:: JOB ::
Search the material for the word "heading" and report each line where it turns up.

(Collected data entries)
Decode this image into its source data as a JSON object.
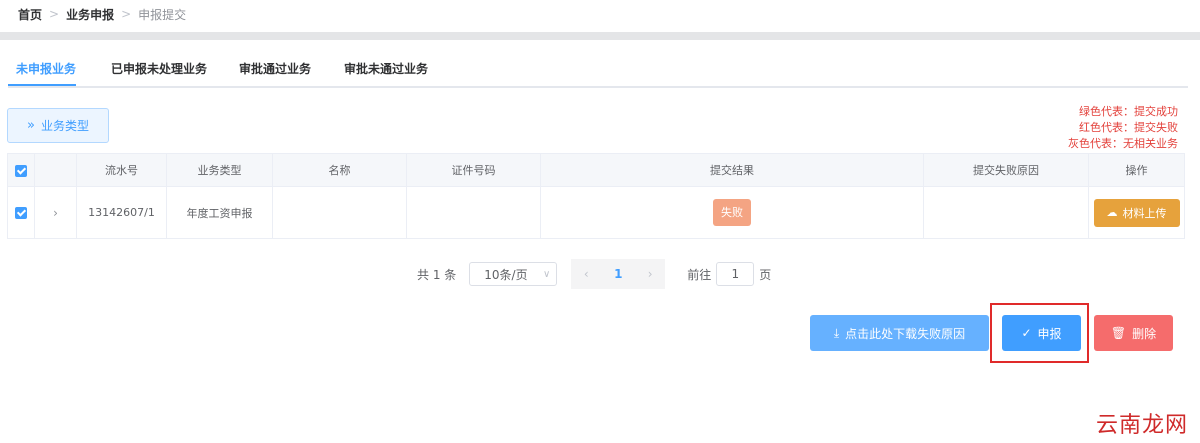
{
  "breadcrumb": {
    "home": "首页",
    "middle": "业务申报",
    "current": "申报提交",
    "separator": ">"
  },
  "tabs": [
    "未申报业务",
    "已申报未处理业务",
    "审批通过业务",
    "审批未通过业务"
  ],
  "type_button": {
    "icon": "double-chevron-right-icon",
    "label": "业务类型"
  },
  "legend": {
    "green": "绿色代表：提交成功",
    "red": "红色代表：提交失败",
    "gray": "灰色代表：无相关业务"
  },
  "table": {
    "headers": [
      "",
      "",
      "流水号",
      "业务类型",
      "名称",
      "证件号码",
      "提交结果",
      "提交失败原因",
      "操作"
    ],
    "rows": [
      {
        "serial": "13142607/1",
        "type": "年度工资申报",
        "name": "",
        "id_no": "",
        "result": "失败",
        "reason": "",
        "action": "材料上传"
      }
    ]
  },
  "pagination": {
    "total": "共 1 条",
    "page_size": "10条/页",
    "current_page": "1",
    "goto_label": "前往",
    "goto_value": "1",
    "page_unit": "页"
  },
  "actions": {
    "download": "点击此处下载失败原因",
    "submit": "申报",
    "delete": "删除"
  },
  "watermark": "云南龙网",
  "colors": {
    "primary": "#409eff",
    "warning": "#e6a23c",
    "danger": "#f56c6c",
    "fail": "#f4a483",
    "legend": "#e3413b"
  }
}
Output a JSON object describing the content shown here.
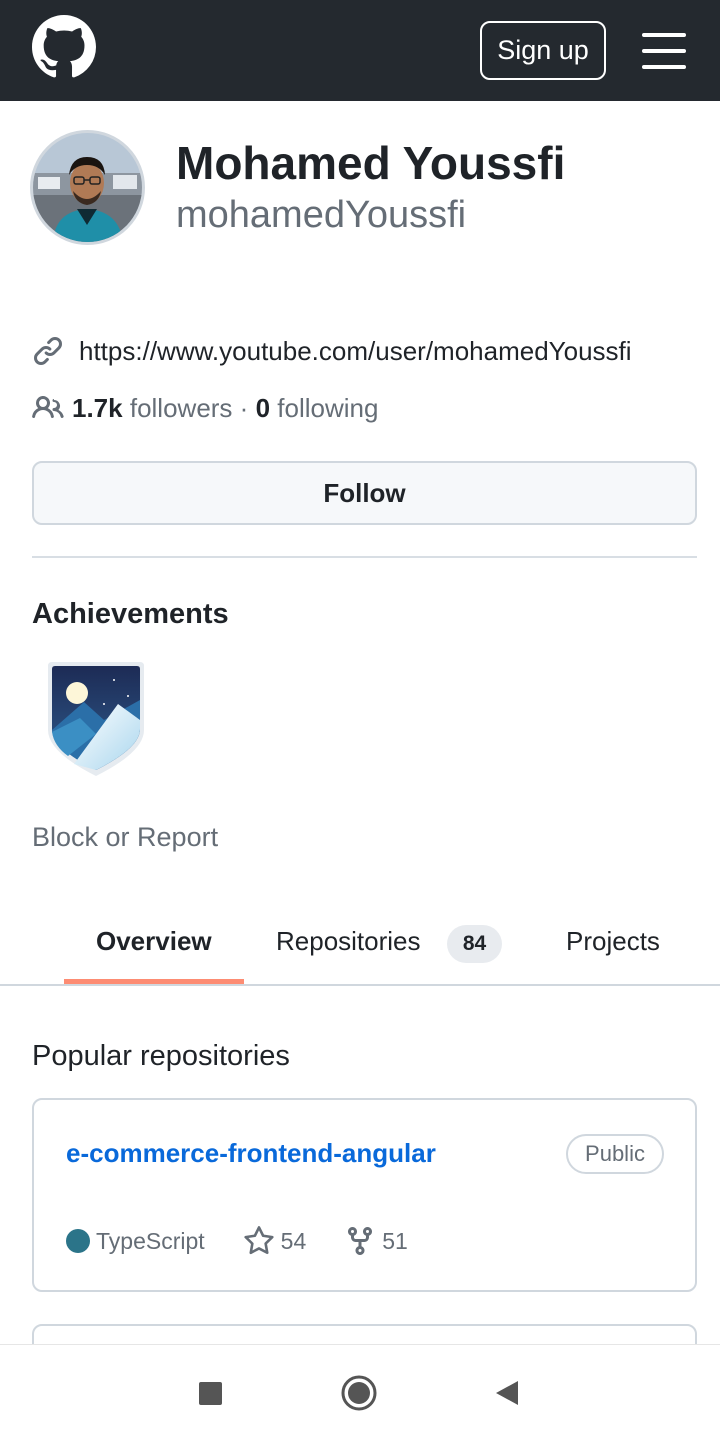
{
  "header": {
    "logo_icon": "github-octocat-icon",
    "signup_label": "Sign up",
    "menu_icon": "hamburger-menu-icon"
  },
  "profile": {
    "full_name": "Mohamed Youssfi",
    "username": "mohamedYoussfi",
    "website": "https://www.youtube.com/user/mohamedYoussfi",
    "followers_count": "1.7k",
    "followers_label": "followers",
    "separator": "·",
    "following_count": "0",
    "following_label": "following",
    "follow_button": "Follow"
  },
  "achievements": {
    "heading": "Achievements",
    "badges": [
      {
        "icon": "arctic-code-vault-badge-icon"
      }
    ]
  },
  "block_report": "Block or Report",
  "tabs": {
    "items": [
      {
        "label": "Overview",
        "selected": true
      },
      {
        "label": "Repositories",
        "counter": "84"
      },
      {
        "label": "Projects"
      }
    ]
  },
  "popular": {
    "heading": "Popular repositories",
    "repos": [
      {
        "name": "e-commerce-frontend-angular",
        "visibility": "Public",
        "language": "TypeScript",
        "language_color": "#3178c6",
        "stars": "54",
        "forks": "51"
      }
    ]
  },
  "colors": {
    "header_bg": "#24292f",
    "link": "#0969da",
    "tab_underline": "#fd8c73",
    "typescript_dot": "#2b7489"
  }
}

:: SOLVED EXERCISE ::
    "heading": "Achievements",
    "heading": "Popular repositories",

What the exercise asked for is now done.